Start of SOURCE TEXT

IM (Idea Manager) is a local-first CLI task manager that intentionally uses the following capabilities. This document explains each and why they are safe.

Reporting a Vulnerability

Open an issue at https://github.com/navskh/IM/issues or email the maintainer. We take security seriously; please report privately if the issue could be exploited.


Intentional Capabilities (not vulnerabilities)

1. Network calls

Where Purpose
registry.npmjs.org Check if a newer version is published (version badge + auto-update)
http://localhost:<port> Readiness probe during im start

No external hostnames except registry.npmjs.org. No telemetry. No analytics.

2. Child process spawn

Binary Purpose
claude / gemini / codex User-chosen AI CLI for the Advisor, Refine, and Watch features
npm Only invoked by the auto-update flow to run npm install -g idea-manager@latest
git / gh Only invoked by the optional Git sync feature
User's default browser im start opens the web UI via --app= mode

All binary names are fixed. No user input is ever concatenated into a shell command; arguments are passed as arrays to child_process.spawn/execFile. shell: true is only set on Windows (required for .cmd wrapper resolution) and arguments are escaped by Node's native handling.

End of SOURCE TEXT

**PROMPT 1**
According to the IM security document, what is the only external hostname the tool contacts?
**PROMPT 2**
Continue the IM security document from the end of the last sentence shown.

Start of THE DATA

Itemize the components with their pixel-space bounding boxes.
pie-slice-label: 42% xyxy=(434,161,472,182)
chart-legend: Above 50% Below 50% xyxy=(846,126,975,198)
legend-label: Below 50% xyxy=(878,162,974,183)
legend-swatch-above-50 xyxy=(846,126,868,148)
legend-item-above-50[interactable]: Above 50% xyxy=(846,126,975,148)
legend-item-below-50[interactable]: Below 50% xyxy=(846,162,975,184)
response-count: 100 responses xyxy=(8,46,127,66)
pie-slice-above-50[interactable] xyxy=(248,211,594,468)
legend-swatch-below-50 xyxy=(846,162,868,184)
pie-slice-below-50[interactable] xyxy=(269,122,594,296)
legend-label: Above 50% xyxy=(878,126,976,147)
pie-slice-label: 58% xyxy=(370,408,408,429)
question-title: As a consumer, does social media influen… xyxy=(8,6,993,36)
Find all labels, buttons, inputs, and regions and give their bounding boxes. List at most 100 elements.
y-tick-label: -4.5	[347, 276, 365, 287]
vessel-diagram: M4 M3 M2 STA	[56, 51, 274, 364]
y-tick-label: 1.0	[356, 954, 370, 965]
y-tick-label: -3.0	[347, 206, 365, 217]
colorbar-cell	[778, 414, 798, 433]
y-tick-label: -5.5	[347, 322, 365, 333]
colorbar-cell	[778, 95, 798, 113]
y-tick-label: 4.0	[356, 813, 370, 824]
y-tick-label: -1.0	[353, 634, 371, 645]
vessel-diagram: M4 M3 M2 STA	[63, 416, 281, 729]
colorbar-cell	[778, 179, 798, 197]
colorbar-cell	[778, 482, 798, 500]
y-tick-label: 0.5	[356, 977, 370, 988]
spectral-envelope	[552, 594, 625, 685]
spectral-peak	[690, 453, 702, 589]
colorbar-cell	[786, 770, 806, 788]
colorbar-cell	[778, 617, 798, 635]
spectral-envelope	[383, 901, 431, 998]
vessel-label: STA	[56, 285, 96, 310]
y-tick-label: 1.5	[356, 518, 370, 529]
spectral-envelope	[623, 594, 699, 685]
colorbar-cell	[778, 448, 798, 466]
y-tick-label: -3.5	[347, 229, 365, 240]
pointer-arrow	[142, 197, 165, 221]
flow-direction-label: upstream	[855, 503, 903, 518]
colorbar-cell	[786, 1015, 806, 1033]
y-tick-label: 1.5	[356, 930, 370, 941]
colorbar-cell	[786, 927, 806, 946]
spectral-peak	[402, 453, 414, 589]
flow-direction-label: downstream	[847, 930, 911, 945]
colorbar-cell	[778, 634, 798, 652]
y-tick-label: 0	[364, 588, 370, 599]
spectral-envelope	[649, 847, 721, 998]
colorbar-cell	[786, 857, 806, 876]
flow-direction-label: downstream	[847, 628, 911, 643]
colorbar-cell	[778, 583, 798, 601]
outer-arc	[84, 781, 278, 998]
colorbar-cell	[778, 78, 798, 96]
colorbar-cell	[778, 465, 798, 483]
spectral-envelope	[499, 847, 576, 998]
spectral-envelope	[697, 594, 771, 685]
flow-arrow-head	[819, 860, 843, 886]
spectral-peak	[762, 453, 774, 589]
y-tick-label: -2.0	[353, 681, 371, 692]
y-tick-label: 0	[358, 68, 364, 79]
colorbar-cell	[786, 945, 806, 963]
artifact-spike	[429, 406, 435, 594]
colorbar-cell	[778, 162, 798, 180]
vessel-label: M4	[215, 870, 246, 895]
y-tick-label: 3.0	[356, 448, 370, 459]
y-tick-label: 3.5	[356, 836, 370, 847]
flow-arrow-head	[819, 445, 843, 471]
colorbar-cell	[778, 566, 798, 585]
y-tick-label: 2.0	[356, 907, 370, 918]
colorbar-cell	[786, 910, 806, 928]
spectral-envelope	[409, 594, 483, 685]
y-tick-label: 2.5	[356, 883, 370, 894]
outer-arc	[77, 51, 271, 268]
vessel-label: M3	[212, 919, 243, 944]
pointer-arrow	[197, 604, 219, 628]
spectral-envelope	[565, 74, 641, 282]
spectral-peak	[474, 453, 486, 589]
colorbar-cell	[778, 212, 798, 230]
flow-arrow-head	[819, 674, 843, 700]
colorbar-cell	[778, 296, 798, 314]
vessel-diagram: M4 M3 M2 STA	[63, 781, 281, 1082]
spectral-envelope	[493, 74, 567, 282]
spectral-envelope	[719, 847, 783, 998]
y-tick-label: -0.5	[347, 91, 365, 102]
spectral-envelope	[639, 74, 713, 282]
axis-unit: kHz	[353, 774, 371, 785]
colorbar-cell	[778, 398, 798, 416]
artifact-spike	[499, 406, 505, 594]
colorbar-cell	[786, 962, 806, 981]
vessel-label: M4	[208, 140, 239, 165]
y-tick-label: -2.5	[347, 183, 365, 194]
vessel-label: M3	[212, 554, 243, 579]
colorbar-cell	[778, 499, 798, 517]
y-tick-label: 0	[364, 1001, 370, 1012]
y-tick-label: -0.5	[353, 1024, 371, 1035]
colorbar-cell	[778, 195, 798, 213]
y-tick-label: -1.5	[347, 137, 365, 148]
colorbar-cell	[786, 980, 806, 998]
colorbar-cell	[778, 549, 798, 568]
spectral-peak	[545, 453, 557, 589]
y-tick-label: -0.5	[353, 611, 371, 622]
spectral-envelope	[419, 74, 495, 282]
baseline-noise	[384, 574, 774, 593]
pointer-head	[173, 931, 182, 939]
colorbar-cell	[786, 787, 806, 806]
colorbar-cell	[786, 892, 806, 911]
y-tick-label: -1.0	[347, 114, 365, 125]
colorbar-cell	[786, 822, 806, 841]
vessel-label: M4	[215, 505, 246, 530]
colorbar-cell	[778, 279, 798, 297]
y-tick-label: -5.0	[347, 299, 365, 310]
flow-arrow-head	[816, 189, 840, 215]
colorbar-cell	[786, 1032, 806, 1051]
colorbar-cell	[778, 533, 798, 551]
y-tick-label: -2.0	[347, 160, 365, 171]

End of THE DATA

**EXERCISE OUTPUT 1**
registry.npmjs.org

**EXERCISE OUTPUT 2**
3. Filesystem access

Path Purpose
~/.idea-manager/data/im.db SQLite database (user's tasks, notes, conversations)
~/.idea-manager/sync/ Optional Git sync working directory
~/.idea-manager/media/ Reserved for future image attachments
Package install directory Read-only — Next.js build output, node_modules
User-selected project paths Listed/scanned for file tree UI; read only

No writes outside ~/.idea-manager/ and the package's own install directory.

4. Auto-update (v1.8.0+)

im start checks npm registry on boot and, if a newer version is available, spawns npm install -g idea-manager@latest and re-execs itself. This is an intentional "download-and-execute" pattern. It can be disabled with:

IM_NO_AUTO_UPDATE=1 im start

We require the im binary to already be installed globally by the user. The install command is invoked with fixed arguments, not derived from user input.

5. CSRF protection

All /api/* mutation endpoints (POST/PUT/DELETE/PATCH) reject cross-origin browser requests. Only same-origin (localhost/127.0.0.1) or non-browser clients (no Origin header, e.g. CLI/MCP) are allowed. See src/middleware.ts.

6. What IM does NOT do

  • No remote code execution (beyond known AI CLIs or npm install)
  • No credential handling (relies on user's pre-configured AI CLI auth)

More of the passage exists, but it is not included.